### PROBLEM REQUIREMENTS
The required output is the exact sequence of lines from the line holding "What text is on this page?" to the end of the records, inclusive.

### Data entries
[START]
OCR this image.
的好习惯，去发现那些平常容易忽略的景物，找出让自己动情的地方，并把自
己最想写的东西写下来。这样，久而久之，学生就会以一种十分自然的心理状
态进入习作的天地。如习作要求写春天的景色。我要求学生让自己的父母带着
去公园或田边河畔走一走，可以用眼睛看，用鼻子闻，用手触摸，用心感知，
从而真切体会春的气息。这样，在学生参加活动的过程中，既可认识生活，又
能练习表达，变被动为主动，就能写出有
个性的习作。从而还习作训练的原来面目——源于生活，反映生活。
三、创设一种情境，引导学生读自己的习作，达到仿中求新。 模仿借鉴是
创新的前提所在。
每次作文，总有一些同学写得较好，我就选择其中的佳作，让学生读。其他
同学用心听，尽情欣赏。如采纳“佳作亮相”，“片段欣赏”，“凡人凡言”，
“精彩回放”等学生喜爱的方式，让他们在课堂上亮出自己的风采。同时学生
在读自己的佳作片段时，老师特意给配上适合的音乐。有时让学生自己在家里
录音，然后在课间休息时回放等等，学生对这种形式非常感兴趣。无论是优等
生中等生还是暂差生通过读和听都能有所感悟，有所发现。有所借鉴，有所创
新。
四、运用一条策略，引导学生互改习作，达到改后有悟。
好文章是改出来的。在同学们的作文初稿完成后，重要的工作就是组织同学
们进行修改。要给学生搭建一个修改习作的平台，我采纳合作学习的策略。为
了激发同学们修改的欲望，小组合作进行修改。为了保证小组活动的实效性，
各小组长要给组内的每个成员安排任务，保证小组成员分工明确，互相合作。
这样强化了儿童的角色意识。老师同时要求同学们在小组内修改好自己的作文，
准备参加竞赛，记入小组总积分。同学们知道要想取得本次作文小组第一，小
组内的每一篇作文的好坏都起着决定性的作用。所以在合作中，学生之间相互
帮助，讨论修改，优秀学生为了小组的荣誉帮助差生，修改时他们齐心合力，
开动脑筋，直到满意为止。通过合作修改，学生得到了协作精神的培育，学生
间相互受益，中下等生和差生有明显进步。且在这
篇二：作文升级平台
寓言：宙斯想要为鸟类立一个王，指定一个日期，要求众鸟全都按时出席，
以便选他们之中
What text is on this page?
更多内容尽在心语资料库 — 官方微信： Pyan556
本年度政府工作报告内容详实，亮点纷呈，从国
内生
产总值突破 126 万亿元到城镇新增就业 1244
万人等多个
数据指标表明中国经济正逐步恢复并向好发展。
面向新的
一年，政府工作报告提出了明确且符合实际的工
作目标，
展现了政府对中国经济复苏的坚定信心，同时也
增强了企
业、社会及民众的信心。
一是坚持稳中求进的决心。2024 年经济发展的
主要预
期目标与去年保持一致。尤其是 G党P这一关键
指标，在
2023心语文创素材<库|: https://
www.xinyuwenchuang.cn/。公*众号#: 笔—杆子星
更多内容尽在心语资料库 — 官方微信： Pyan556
[END]
### SOLUTION BELOW
What text is on this page?
更多内容尽在心语资料库 — 官方微信： Pyan556
本年度政府工作报告内容详实，亮点纷呈，从国
内生
产总值突破 126 万亿元到城镇新增就业 1244
万人等多个
数据指标表明中国经济正逐步恢复并向好发展。
面向新的
一年，政府工作报告提出了明确且符合实际的工
作目标，
展现了政府对中国经济复苏的坚定信心，同时也
增强了企
业、社会及民众的信心。
一是坚持稳中求进的决心。2024 年经济发展的
主要预
期目标与去年保持一致。尤其是 G党P这一关键
指标，在
2023心语文创素材<库|: https://
www.xinyuwenchuang.cn/。公*众号#: 笔—杆子星
更多内容尽在心语资料库 — 官方微信： Pyan556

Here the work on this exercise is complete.